* What you need to do
Tally the lines holding "pressing" and state only that figure.

* Exercise inputs
■ ■ ■ ■ ■ ■ ■
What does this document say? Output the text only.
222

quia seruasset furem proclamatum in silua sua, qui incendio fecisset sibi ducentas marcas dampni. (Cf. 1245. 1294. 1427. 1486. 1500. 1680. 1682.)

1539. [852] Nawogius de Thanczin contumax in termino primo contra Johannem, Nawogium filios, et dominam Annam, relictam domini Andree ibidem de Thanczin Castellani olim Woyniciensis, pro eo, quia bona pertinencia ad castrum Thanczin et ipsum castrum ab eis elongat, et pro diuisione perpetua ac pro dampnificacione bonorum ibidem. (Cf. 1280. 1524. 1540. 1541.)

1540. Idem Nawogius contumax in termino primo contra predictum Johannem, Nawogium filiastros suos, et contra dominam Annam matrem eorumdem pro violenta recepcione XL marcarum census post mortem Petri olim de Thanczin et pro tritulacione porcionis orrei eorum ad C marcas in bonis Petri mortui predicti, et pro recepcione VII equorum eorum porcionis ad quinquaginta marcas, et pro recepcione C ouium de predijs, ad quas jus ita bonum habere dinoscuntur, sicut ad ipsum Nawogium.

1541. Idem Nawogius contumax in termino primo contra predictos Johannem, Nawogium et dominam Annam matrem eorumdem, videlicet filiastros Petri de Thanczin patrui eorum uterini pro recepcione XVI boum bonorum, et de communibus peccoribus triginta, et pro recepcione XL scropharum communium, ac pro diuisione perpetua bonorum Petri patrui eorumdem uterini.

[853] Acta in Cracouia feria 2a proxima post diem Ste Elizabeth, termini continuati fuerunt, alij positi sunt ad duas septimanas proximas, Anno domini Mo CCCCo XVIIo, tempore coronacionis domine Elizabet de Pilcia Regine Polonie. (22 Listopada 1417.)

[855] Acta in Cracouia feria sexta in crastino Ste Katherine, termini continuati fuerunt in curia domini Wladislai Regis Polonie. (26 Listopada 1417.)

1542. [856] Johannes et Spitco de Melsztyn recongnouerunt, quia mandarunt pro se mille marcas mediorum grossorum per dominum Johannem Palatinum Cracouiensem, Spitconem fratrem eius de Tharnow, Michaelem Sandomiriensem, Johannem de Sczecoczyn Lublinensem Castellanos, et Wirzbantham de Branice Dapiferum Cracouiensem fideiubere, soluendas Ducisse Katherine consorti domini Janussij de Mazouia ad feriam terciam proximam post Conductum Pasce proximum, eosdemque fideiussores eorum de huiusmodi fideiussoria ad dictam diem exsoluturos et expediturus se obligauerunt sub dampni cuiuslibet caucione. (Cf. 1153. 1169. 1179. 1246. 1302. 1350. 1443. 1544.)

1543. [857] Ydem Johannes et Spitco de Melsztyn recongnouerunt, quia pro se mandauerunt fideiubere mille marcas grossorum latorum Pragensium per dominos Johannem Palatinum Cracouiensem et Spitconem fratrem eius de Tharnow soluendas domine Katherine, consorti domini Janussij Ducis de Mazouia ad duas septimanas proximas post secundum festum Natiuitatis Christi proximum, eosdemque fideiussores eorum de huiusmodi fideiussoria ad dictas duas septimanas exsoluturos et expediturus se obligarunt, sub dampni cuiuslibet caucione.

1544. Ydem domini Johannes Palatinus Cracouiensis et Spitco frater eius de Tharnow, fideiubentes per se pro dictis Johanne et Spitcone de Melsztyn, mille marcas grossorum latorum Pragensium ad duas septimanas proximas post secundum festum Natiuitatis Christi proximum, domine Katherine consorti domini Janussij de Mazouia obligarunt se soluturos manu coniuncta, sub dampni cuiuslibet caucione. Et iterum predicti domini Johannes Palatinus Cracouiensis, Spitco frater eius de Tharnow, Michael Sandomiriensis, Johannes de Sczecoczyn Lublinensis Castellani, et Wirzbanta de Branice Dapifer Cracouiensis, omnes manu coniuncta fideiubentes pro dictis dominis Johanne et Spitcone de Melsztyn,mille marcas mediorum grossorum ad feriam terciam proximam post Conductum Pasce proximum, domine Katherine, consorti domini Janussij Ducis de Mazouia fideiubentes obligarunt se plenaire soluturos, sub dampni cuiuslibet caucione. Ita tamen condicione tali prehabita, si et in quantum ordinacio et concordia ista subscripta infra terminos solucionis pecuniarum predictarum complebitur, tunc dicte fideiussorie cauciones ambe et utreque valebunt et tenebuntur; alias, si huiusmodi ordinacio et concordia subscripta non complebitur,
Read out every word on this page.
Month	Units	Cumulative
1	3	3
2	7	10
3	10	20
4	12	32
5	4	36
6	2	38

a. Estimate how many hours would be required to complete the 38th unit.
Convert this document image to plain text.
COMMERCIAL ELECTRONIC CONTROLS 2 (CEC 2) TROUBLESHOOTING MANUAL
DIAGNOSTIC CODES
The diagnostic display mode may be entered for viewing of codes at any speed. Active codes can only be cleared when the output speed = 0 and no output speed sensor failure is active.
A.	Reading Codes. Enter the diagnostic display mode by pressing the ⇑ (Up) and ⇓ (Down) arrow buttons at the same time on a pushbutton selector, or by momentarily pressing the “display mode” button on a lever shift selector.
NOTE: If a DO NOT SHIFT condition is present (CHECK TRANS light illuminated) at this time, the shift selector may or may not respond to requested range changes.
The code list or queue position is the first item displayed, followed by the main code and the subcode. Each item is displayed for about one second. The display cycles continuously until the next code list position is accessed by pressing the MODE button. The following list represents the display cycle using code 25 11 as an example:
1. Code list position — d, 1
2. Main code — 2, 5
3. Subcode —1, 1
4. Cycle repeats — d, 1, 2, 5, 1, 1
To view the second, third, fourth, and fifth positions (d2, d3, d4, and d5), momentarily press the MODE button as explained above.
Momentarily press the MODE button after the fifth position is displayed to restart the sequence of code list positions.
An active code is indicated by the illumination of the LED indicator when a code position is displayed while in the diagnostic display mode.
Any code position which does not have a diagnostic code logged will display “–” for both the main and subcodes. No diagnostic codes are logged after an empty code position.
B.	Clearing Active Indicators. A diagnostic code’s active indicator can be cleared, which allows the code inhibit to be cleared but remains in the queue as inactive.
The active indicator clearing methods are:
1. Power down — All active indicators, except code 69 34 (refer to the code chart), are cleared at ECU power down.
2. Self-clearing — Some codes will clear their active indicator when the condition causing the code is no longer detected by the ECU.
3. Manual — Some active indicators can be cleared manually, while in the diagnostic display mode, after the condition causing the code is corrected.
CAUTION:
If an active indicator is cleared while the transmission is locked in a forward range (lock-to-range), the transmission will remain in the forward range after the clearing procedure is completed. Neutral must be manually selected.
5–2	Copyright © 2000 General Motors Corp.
■ ■ ■ ■ ■ ■ ■
* Answer for the task
2